MATERIAL SUPPLIED >>
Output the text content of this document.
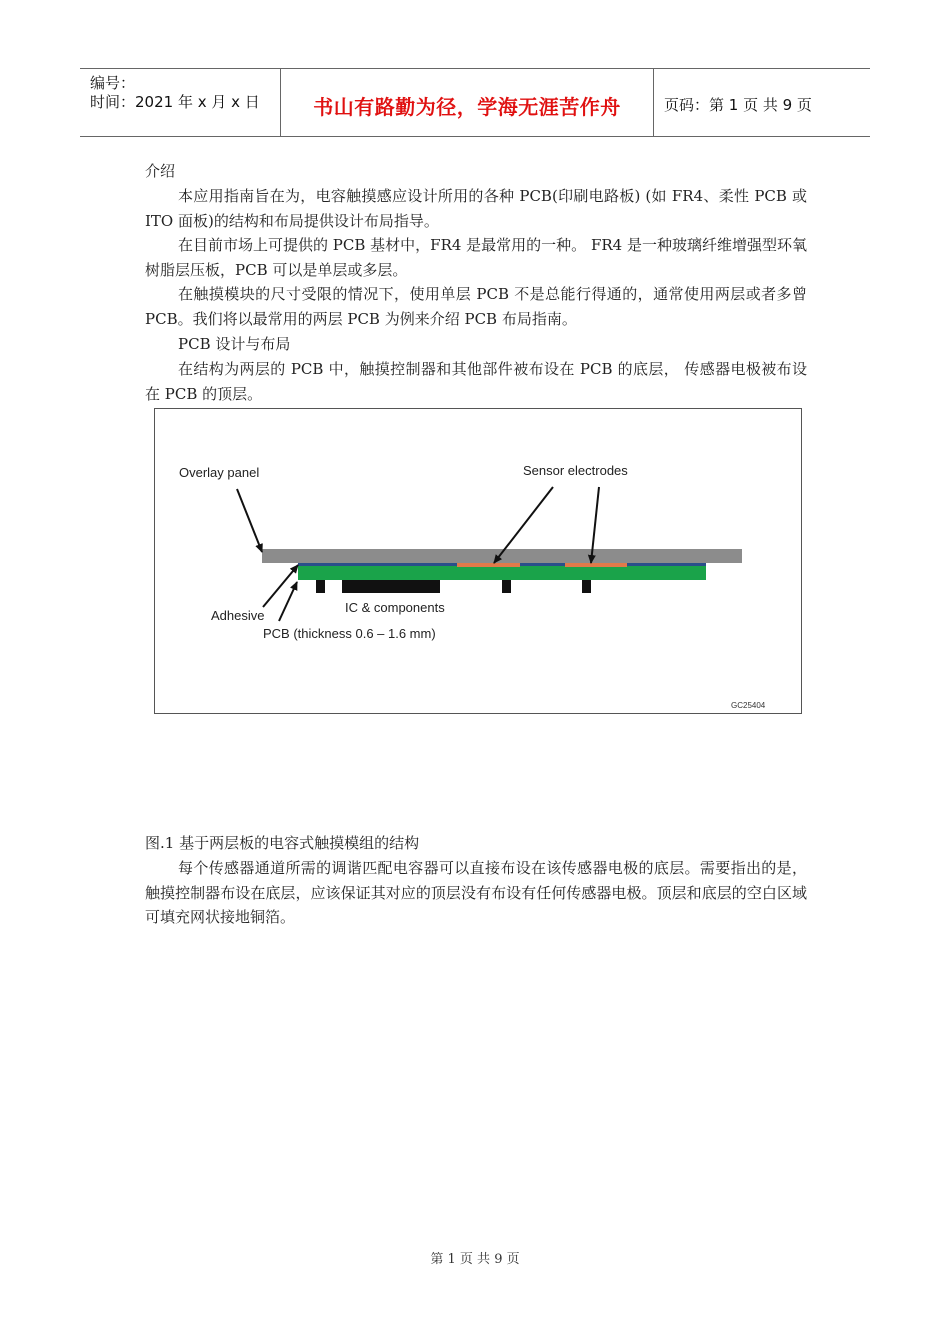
编号：
时间：2021 年 x 月 x 日	书山有路勤为径，学海无涯苦作舟	页码：第 1 页 共 9 页
介绍
本应用指南旨在为，电容触摸感应设计所用的各种 PCB(印刷电路板) (如 FR4、柔性 PCB 或 ITO 面板)的结构和布局提供设计布局指导。
在目前市场上可提供的 PCB 基材中，FR4 是最常用的一种。 FR4 是一种玻璃纤维增强型环氧树脂层压板，PCB 可以是单层或多层。
在触摸模块的尺寸受限的情况下，使用单层 PCB 不是总能行得通的，通常使用两层或者多曾 PCB。我们将以最常用的两层 PCB 为例来介绍 PCB 布局指南。
PCB 设计与布局
在结构为两层的 PCB 中，触摸控制器和其他部件被布设在 PCB 的底层， 传感器电极被布设在 PCB 的顶层。
Overlay panel	Sensor electrodes
Adhesive
IC & components
PCB (thickness 0.6 – 1.6 mm)
GC25404
图.1 基于两层板的电容式触摸模组的结构
每个传感器通道所需的调谐匹配电容器可以直接布设在该传感器电极的底层。需要指出的是，触摸控制器布设在底层，应该保证其对应的顶层没有布设有任何传感器电极。顶层和底层的空白区域可填充网状接地铜箔。
第 1 页 共 9 页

WORK INSTRUCTIONS >>
Could you reproduce every record above exactly, leaving out the pictures?

COMPLETED TASK >>
Output the text content of this document.
编号：
时间：2021 年 x 月 x 日	书山有路勤为径，学海无涯苦作舟	页码：第 1 页 共 9 页
介绍
本应用指南旨在为，电容触摸感应设计所用的各种 PCB(印刷电路板) (如 FR4、柔性 PCB 或 ITO 面板)的结构和布局提供设计布局指导。
在目前市场上可提供的 PCB 基材中，FR4 是最常用的一种。 FR4 是一种玻璃纤维增强型环氧树脂层压板，PCB 可以是单层或多层。
在触摸模块的尺寸受限的情况下，使用单层 PCB 不是总能行得通的，通常使用两层或者多曾 PCB。我们将以最常用的两层 PCB 为例来介绍 PCB 布局指南。
PCB 设计与布局
在结构为两层的 PCB 中，触摸控制器和其他部件被布设在 PCB 的底层， 传感器电极被布设在 PCB 的顶层。
Overlay panel	Sensor electrodes
Adhesive
IC & components
PCB (thickness 0.6 – 1.6 mm)
GC25404
图.1 基于两层板的电容式触摸模组的结构
每个传感器通道所需的调谐匹配电容器可以直接布设在该传感器电极的底层。需要指出的是，触摸控制器布设在底层，应该保证其对应的顶层没有布设有任何传感器电极。顶层和底层的空白区域可填充网状接地铜箔。
第 1 页 共 9 页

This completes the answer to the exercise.